# [AIM]
Identify all lines of the data containing the string "JSON" and copy them.

============================================================

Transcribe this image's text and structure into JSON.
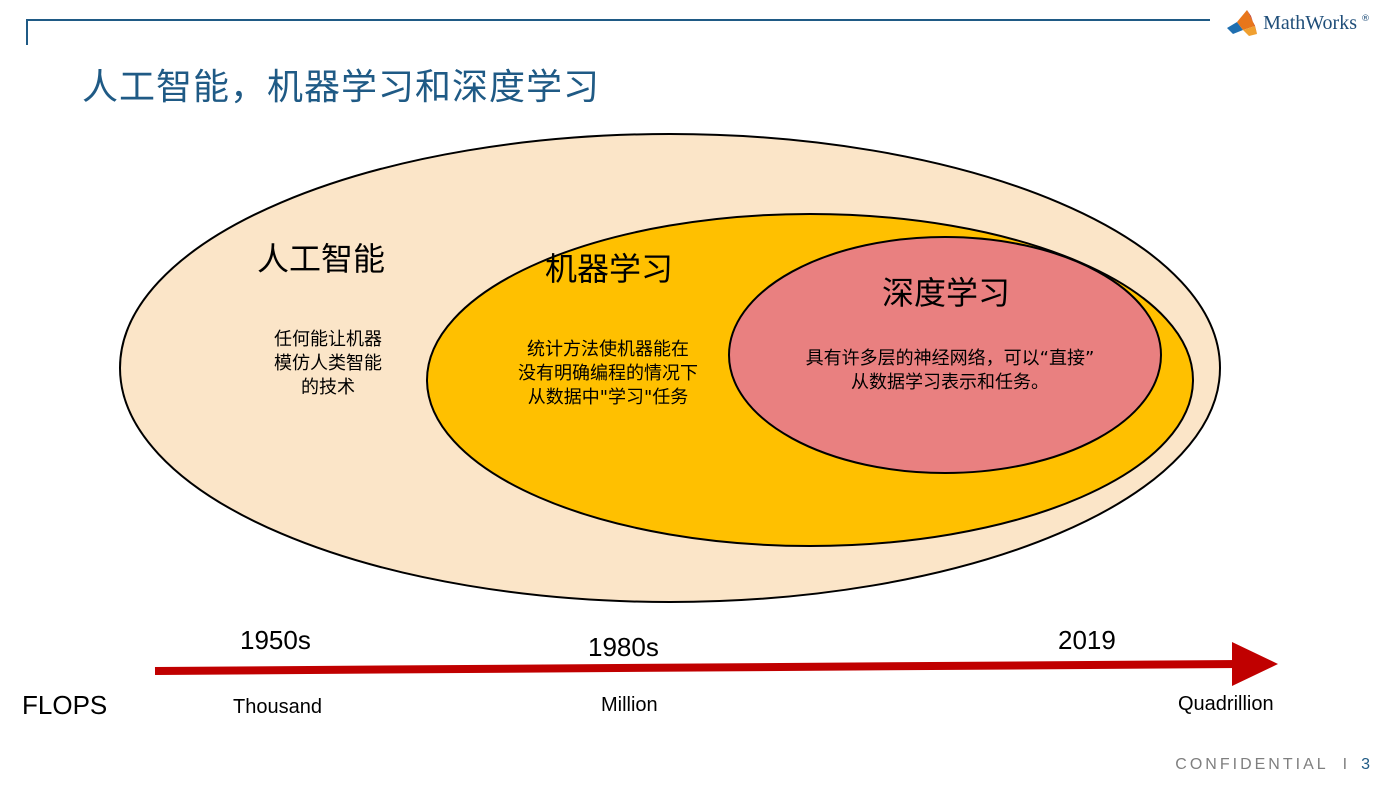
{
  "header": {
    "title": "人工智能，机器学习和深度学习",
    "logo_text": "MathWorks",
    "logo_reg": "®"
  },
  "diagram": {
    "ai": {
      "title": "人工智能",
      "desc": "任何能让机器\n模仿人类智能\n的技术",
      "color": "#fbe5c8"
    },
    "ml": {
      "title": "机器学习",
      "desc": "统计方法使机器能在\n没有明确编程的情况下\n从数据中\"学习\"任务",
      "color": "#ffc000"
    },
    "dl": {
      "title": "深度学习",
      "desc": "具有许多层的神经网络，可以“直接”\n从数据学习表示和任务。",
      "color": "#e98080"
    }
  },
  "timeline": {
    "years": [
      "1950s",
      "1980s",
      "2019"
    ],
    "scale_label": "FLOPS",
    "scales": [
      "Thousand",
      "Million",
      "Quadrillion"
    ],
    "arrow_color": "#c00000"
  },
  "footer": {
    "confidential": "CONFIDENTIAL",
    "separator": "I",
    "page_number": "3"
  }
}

============================================================

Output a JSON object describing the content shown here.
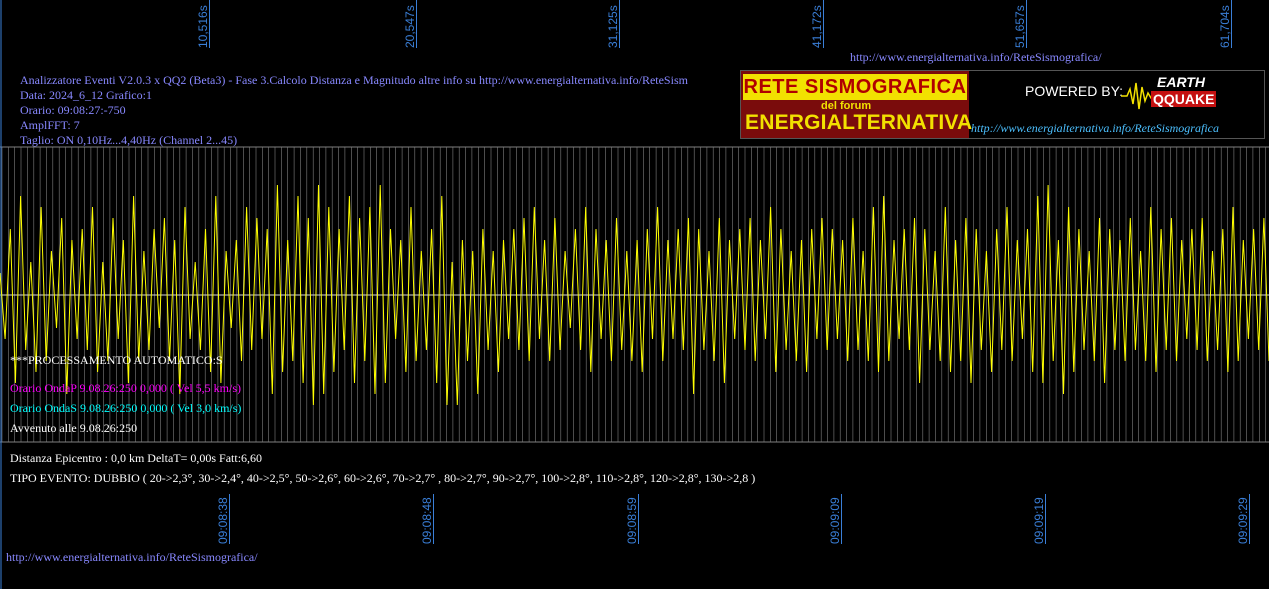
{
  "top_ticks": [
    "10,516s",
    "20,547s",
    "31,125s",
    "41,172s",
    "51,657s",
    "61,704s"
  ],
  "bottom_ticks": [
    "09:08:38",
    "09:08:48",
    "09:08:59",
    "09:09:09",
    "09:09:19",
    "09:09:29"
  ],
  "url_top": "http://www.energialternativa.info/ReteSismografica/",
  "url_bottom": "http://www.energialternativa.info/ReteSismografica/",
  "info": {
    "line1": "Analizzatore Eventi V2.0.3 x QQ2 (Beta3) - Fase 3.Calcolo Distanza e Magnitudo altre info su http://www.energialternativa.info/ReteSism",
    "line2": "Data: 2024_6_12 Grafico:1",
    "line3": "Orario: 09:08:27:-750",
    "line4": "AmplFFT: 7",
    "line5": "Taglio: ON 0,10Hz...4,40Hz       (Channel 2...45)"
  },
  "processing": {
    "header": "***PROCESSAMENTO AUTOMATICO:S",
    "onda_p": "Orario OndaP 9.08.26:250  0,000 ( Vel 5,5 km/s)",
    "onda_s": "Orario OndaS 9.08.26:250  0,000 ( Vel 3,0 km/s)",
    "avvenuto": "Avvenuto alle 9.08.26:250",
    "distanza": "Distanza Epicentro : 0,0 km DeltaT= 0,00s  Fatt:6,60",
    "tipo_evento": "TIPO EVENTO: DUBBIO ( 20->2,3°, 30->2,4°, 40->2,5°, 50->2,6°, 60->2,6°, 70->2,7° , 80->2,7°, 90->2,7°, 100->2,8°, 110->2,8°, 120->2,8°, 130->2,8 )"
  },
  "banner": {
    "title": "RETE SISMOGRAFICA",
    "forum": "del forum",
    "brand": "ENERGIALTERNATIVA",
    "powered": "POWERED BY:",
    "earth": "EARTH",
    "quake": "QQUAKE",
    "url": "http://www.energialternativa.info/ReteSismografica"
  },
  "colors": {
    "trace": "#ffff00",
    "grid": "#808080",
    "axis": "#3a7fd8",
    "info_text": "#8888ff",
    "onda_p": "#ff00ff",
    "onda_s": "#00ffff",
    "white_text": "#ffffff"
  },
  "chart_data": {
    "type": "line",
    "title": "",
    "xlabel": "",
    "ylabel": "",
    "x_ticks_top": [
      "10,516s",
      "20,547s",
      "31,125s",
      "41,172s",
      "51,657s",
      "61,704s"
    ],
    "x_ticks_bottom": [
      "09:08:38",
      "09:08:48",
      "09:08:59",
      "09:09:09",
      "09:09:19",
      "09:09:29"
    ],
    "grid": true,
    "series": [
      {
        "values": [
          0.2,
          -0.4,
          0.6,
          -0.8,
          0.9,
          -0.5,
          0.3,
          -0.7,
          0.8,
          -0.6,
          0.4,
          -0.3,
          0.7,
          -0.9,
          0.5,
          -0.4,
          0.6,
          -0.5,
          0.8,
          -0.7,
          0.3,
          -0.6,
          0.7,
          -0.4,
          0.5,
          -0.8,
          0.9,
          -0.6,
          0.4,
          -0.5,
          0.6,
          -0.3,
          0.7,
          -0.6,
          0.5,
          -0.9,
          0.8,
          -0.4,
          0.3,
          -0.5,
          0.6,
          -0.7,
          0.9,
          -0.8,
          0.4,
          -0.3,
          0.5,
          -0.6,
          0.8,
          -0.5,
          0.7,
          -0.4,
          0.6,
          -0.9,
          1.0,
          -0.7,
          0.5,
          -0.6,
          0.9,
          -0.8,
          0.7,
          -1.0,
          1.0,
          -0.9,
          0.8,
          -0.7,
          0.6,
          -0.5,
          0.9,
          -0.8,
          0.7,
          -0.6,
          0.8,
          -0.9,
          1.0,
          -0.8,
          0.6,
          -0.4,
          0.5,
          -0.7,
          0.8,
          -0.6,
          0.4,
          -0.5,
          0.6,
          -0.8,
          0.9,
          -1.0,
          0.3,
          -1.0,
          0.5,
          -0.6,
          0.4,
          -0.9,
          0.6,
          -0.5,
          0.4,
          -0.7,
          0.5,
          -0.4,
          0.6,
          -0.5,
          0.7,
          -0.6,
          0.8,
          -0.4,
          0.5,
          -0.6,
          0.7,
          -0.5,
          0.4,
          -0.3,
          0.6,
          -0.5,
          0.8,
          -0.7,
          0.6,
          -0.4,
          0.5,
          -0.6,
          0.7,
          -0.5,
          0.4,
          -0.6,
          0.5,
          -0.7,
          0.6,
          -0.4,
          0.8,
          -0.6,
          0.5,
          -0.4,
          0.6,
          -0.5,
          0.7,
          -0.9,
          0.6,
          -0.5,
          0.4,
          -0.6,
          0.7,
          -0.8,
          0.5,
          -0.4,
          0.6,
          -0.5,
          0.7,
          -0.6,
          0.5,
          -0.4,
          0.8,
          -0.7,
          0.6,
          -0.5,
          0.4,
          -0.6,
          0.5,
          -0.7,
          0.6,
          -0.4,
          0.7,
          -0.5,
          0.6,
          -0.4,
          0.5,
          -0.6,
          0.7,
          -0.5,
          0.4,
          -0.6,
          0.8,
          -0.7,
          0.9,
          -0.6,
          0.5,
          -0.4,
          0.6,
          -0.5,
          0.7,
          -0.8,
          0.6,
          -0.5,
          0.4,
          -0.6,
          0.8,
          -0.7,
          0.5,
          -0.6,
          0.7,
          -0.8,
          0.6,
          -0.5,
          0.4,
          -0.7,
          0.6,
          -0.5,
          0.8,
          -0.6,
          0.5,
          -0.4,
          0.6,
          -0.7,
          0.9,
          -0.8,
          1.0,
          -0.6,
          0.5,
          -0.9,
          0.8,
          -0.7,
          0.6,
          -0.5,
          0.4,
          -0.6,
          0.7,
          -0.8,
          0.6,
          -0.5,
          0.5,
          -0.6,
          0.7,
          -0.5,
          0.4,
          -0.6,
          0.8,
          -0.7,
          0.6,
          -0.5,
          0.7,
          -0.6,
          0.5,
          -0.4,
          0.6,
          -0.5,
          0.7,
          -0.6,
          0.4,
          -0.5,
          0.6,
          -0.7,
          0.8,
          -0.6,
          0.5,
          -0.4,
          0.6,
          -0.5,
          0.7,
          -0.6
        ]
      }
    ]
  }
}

============================================================

# [EXPECTED OUTPUT]
Transcribe this image's text and structure into JSON.
Output a JSON object describing the content shown here.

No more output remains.